_Input_
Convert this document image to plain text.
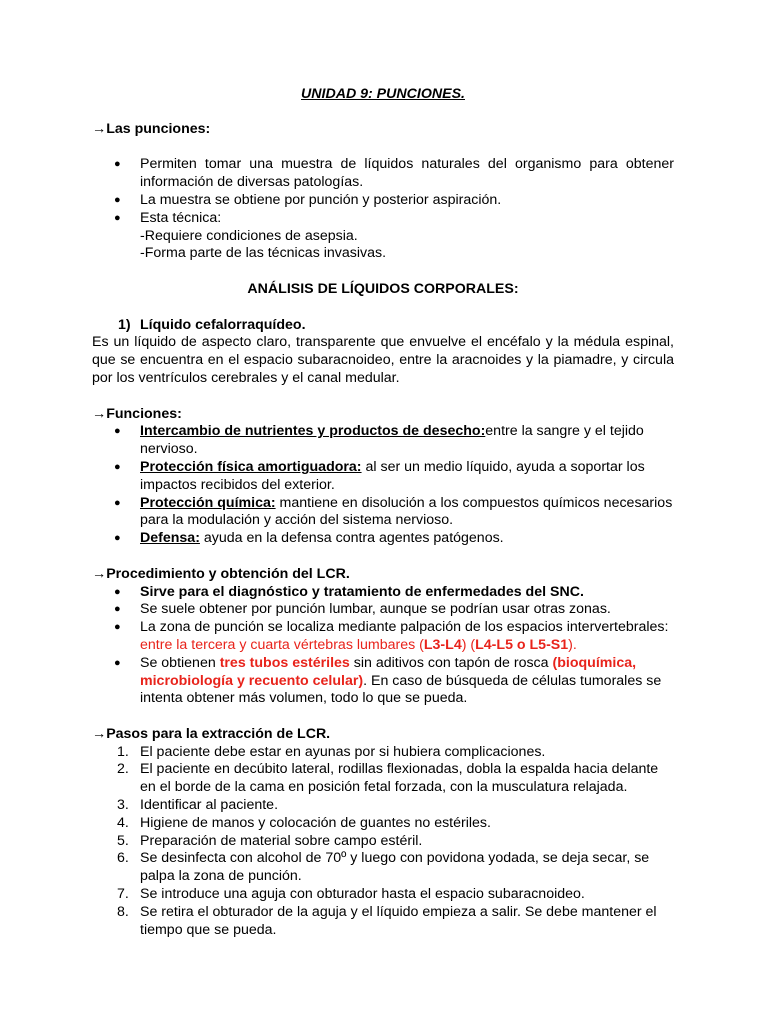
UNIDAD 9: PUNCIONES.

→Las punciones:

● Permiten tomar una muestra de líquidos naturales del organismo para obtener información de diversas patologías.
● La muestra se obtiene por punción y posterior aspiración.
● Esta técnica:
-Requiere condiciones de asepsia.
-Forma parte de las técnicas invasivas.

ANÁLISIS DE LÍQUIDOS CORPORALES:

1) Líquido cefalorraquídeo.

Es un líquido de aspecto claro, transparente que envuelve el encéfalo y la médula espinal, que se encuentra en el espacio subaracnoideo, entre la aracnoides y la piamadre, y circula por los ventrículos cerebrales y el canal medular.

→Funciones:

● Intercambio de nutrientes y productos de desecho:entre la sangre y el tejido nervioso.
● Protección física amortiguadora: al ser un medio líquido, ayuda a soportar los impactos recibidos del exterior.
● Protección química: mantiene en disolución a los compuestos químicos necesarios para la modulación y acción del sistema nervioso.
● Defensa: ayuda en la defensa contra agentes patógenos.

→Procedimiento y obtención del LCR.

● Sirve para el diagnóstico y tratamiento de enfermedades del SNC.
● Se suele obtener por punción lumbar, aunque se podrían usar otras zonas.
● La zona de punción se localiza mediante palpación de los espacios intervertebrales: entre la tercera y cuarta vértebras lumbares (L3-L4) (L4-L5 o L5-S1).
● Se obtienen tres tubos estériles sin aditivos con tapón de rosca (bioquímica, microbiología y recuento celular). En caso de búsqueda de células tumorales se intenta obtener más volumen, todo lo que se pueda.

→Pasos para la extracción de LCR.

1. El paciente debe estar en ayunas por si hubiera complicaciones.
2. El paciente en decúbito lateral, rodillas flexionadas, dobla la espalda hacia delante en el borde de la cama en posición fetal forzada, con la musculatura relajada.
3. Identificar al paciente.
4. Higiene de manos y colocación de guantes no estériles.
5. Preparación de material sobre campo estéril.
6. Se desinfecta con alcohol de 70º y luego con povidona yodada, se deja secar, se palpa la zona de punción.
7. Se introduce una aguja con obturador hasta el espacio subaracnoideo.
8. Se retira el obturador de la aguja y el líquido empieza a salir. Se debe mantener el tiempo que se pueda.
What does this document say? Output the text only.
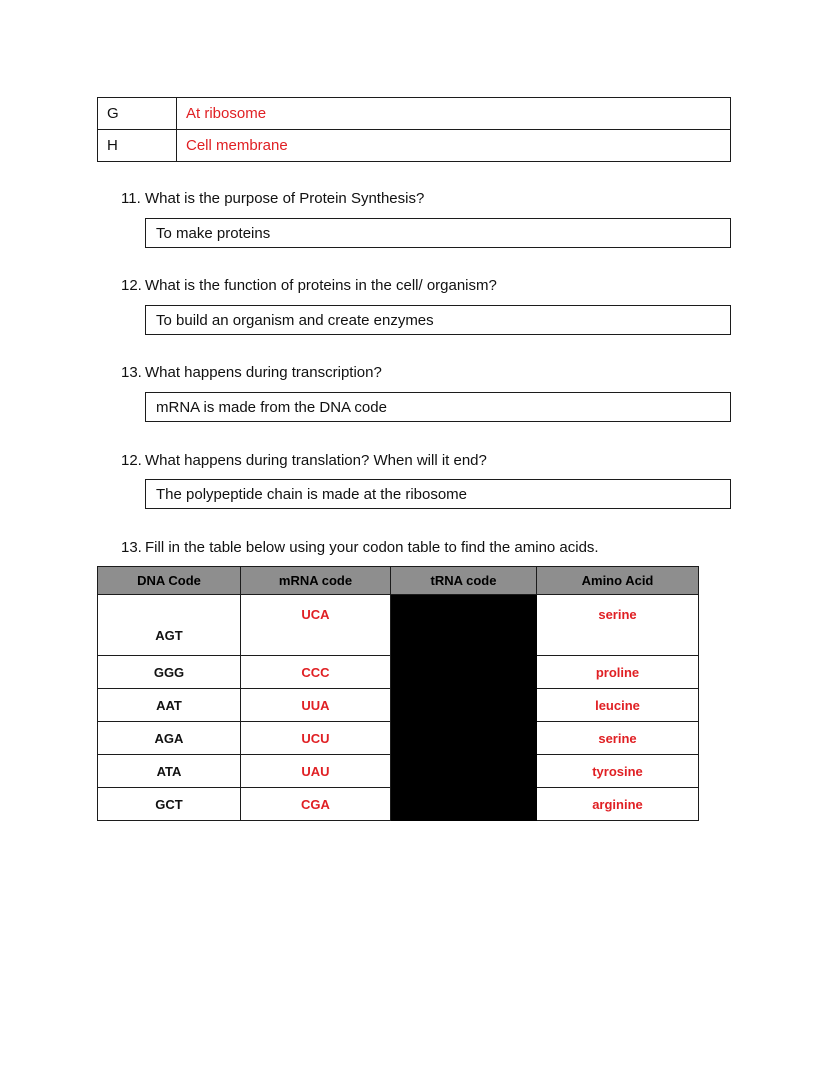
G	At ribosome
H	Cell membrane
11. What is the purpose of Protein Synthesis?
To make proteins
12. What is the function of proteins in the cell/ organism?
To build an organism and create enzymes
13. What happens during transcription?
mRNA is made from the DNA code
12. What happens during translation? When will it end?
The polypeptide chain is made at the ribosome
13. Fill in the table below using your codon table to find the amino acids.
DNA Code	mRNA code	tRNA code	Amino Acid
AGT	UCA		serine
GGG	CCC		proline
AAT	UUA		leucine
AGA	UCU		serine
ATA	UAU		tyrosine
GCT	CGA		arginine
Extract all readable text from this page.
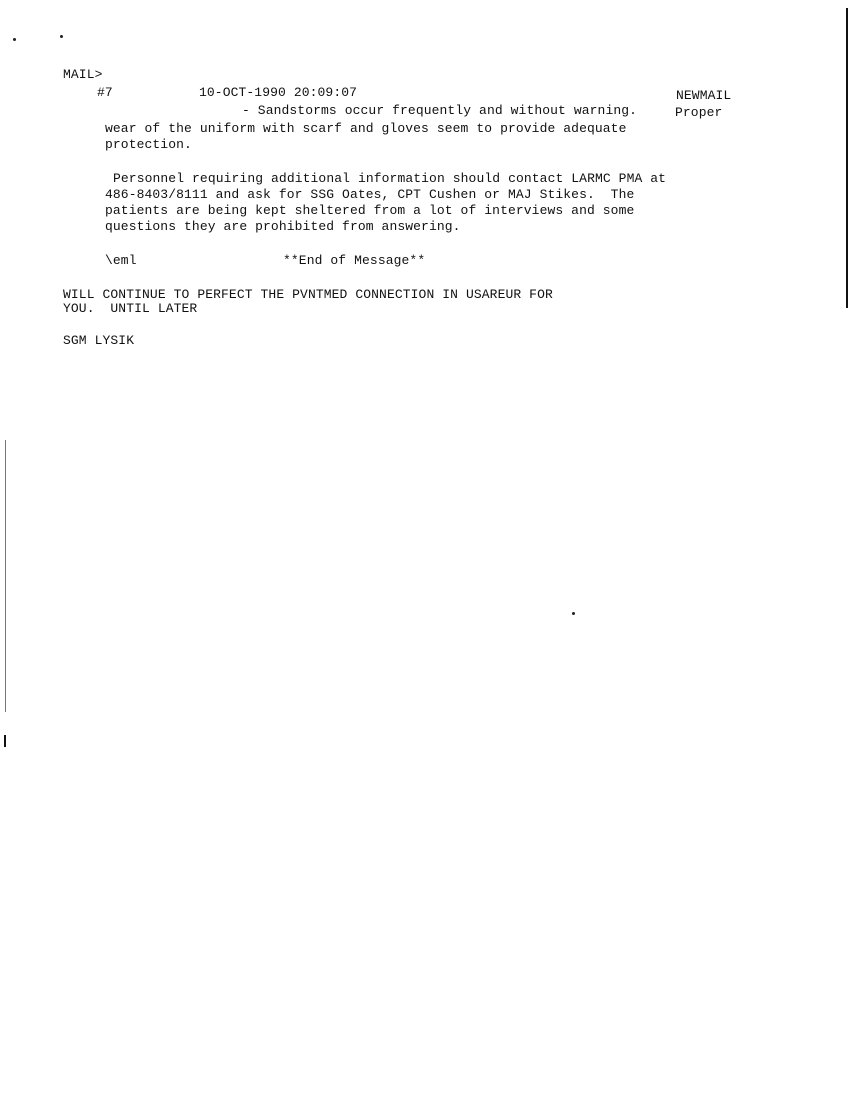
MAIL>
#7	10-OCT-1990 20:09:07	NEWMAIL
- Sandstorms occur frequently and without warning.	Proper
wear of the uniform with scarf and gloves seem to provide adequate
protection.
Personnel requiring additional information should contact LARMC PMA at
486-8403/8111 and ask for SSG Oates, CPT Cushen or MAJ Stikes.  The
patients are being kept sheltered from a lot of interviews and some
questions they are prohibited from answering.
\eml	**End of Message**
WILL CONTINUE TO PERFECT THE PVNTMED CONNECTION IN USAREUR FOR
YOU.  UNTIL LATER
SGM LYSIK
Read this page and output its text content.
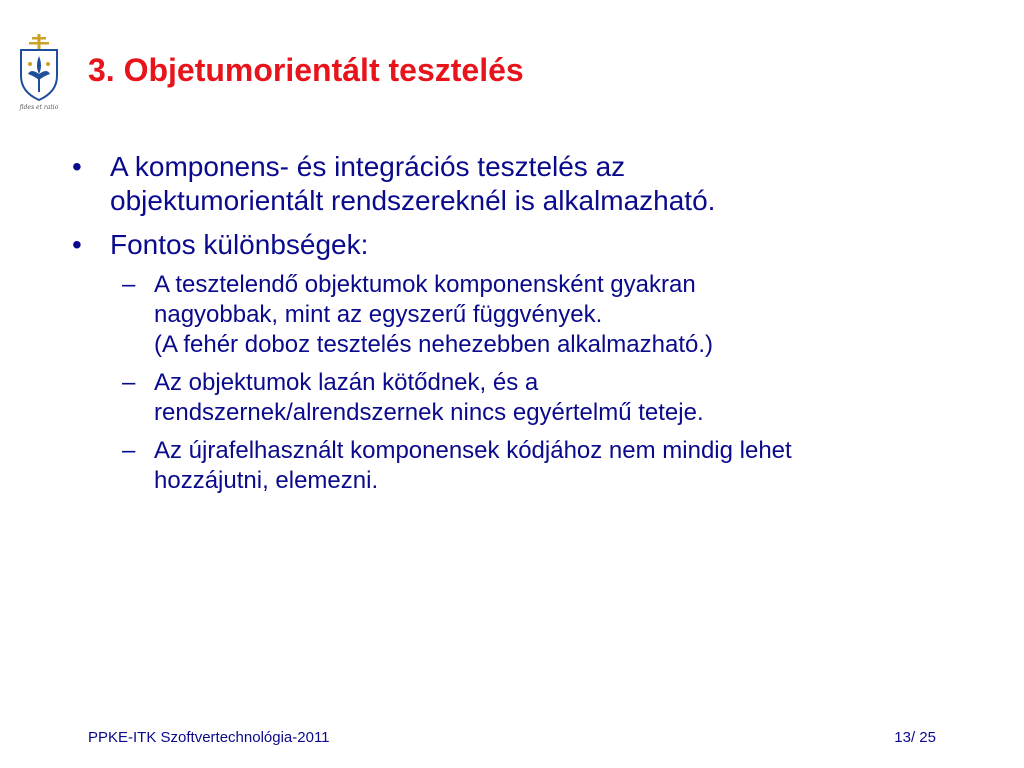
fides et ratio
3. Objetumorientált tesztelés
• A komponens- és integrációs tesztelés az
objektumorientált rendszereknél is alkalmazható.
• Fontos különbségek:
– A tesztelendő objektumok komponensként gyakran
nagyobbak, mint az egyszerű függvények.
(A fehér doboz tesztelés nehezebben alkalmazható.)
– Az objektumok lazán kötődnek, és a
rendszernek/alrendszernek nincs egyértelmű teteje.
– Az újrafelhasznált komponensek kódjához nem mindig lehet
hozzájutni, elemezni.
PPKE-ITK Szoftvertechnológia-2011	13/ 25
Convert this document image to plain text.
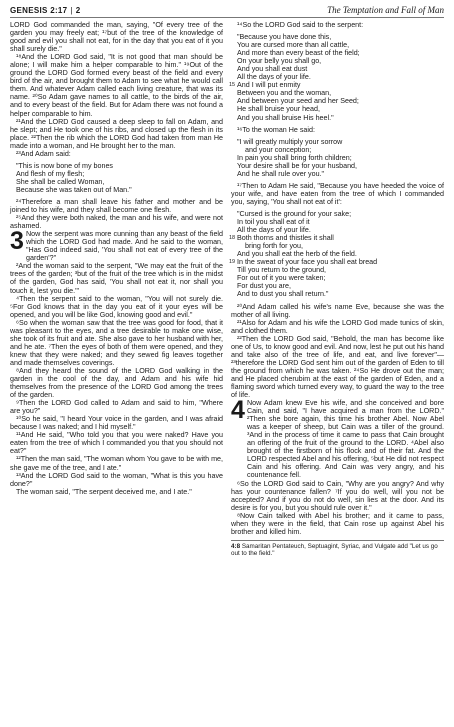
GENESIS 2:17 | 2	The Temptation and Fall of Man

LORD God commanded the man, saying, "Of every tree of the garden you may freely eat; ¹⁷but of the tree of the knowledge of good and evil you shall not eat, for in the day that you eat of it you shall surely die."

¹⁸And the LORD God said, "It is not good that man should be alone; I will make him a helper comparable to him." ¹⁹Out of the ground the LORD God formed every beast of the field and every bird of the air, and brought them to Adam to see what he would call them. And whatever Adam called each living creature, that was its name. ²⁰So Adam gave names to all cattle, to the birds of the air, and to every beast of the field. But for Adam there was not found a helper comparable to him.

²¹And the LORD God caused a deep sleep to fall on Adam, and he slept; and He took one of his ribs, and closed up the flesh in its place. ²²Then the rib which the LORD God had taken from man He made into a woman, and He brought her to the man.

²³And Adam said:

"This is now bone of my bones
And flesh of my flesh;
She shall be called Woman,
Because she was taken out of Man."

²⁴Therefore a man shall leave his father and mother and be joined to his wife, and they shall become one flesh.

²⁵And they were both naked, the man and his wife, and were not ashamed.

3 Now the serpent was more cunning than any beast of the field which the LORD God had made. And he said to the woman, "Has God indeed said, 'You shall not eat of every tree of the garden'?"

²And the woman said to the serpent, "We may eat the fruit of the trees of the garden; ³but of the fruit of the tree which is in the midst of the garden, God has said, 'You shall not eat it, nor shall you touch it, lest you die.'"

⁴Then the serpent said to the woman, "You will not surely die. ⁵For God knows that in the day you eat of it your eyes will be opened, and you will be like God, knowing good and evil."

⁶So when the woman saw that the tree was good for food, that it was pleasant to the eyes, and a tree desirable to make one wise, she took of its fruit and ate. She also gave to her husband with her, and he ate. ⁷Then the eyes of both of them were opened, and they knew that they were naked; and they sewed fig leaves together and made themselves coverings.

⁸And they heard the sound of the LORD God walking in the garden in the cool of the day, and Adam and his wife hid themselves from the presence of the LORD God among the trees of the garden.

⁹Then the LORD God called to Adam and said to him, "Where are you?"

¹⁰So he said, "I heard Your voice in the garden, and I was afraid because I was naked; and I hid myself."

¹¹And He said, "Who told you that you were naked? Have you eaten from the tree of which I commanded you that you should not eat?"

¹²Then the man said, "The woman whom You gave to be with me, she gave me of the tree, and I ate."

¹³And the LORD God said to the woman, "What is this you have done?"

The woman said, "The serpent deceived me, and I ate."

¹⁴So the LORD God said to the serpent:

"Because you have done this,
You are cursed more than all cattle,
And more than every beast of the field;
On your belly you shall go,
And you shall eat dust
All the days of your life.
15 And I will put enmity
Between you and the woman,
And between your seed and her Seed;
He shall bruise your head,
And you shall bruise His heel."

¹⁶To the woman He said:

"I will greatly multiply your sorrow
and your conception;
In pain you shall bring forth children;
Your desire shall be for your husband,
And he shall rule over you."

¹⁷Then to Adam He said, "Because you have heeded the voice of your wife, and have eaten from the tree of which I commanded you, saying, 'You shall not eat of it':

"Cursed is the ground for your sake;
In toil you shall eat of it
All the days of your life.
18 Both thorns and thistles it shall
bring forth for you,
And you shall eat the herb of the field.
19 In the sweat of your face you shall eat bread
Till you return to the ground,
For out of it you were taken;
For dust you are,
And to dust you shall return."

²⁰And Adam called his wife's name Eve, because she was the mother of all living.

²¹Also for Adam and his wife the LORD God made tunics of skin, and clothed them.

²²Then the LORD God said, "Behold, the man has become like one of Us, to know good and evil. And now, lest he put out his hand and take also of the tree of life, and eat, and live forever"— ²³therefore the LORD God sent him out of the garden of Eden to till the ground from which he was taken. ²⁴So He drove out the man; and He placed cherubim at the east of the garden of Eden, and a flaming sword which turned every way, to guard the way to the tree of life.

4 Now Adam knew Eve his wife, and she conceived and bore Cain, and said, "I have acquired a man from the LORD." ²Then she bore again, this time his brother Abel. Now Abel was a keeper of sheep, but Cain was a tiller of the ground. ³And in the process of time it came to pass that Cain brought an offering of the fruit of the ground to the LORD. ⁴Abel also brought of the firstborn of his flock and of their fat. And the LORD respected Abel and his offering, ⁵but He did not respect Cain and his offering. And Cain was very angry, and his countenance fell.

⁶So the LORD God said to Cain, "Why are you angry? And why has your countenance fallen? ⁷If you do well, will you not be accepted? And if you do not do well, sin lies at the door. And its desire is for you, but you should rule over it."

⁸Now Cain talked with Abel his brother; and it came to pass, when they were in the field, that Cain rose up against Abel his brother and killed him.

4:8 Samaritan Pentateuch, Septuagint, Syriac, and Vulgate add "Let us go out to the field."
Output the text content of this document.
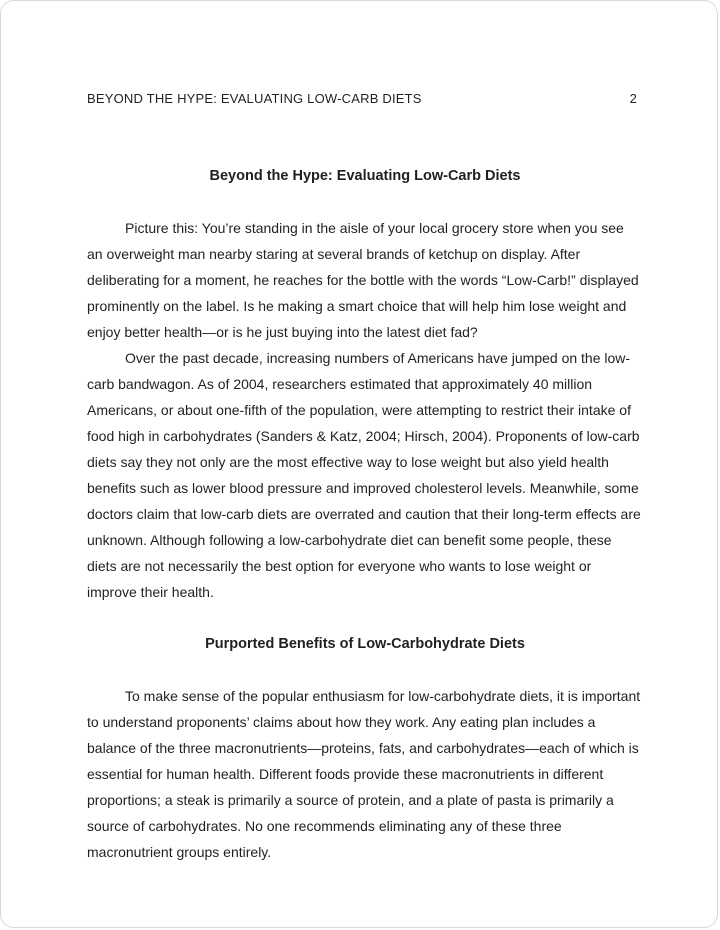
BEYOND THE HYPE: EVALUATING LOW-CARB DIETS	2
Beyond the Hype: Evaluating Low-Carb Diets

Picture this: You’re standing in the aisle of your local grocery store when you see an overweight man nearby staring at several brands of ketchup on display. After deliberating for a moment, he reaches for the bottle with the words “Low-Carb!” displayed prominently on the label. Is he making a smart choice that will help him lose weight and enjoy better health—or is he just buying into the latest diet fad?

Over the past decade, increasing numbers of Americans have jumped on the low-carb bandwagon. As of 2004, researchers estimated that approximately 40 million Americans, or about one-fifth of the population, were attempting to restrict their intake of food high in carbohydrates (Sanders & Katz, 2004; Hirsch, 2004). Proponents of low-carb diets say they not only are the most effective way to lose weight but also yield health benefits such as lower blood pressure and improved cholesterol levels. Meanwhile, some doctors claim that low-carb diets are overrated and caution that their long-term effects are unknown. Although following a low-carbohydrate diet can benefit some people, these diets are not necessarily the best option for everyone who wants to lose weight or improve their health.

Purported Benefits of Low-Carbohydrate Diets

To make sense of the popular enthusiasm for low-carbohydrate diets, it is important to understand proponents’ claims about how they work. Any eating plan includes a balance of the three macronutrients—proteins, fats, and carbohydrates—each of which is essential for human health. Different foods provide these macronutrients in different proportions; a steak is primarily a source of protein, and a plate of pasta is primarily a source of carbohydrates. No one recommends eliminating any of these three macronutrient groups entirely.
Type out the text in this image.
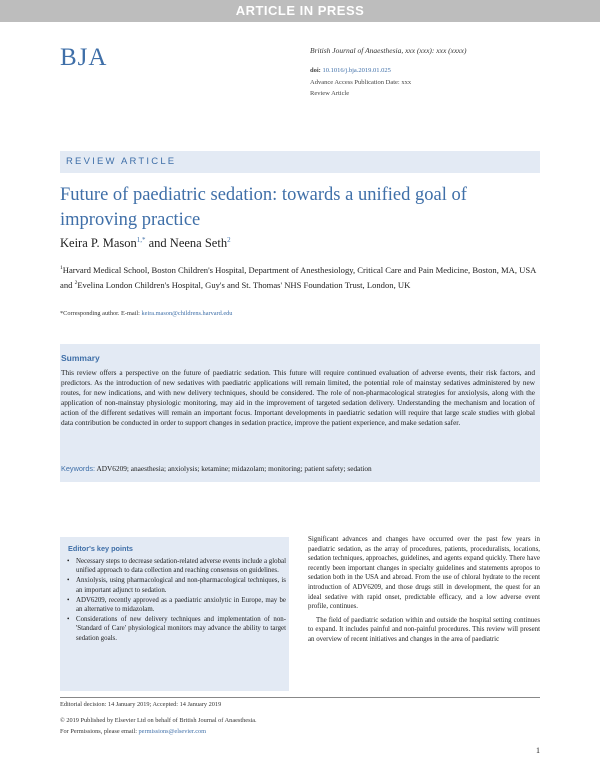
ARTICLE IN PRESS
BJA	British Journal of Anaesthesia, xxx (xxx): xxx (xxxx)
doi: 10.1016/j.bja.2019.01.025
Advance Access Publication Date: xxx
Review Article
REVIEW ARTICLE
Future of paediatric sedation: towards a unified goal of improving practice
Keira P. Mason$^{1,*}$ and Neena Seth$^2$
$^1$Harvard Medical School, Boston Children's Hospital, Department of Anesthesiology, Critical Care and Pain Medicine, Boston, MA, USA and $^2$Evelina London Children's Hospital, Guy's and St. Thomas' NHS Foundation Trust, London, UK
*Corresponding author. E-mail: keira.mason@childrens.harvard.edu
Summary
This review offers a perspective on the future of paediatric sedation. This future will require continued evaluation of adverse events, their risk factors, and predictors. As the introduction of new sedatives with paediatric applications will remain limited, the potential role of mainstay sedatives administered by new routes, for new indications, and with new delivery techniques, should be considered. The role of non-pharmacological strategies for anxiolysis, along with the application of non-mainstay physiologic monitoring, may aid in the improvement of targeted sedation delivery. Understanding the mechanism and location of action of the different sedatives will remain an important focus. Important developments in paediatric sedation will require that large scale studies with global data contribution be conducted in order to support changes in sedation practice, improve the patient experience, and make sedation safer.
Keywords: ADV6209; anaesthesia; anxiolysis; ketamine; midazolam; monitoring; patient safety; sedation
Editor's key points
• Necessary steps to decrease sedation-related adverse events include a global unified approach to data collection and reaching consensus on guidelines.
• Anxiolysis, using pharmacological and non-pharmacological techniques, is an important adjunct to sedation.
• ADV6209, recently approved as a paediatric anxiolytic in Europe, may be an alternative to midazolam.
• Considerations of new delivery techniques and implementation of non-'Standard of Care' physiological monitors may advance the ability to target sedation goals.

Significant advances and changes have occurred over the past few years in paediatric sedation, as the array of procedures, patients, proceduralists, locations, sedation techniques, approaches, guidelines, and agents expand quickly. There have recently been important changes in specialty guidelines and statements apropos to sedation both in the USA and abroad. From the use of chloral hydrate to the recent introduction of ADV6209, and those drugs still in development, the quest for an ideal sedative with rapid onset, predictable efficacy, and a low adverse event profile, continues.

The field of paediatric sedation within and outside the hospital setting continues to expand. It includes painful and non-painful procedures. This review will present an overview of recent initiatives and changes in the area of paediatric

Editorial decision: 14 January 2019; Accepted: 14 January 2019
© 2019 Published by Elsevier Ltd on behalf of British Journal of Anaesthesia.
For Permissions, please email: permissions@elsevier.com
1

_Exercise brief_
Go through the entries above and report every line in which the word "estériles" appears.

_Solution_
● Se obtienen tres tubos estériles sin aditivos con tapón de rosca (bioquímica, microbiología y recuento celular). En caso de búsqueda de células tumorales se intenta obtener más volumen, todo lo que se pueda.
4. Higiene de manos y colocación de guantes no estériles.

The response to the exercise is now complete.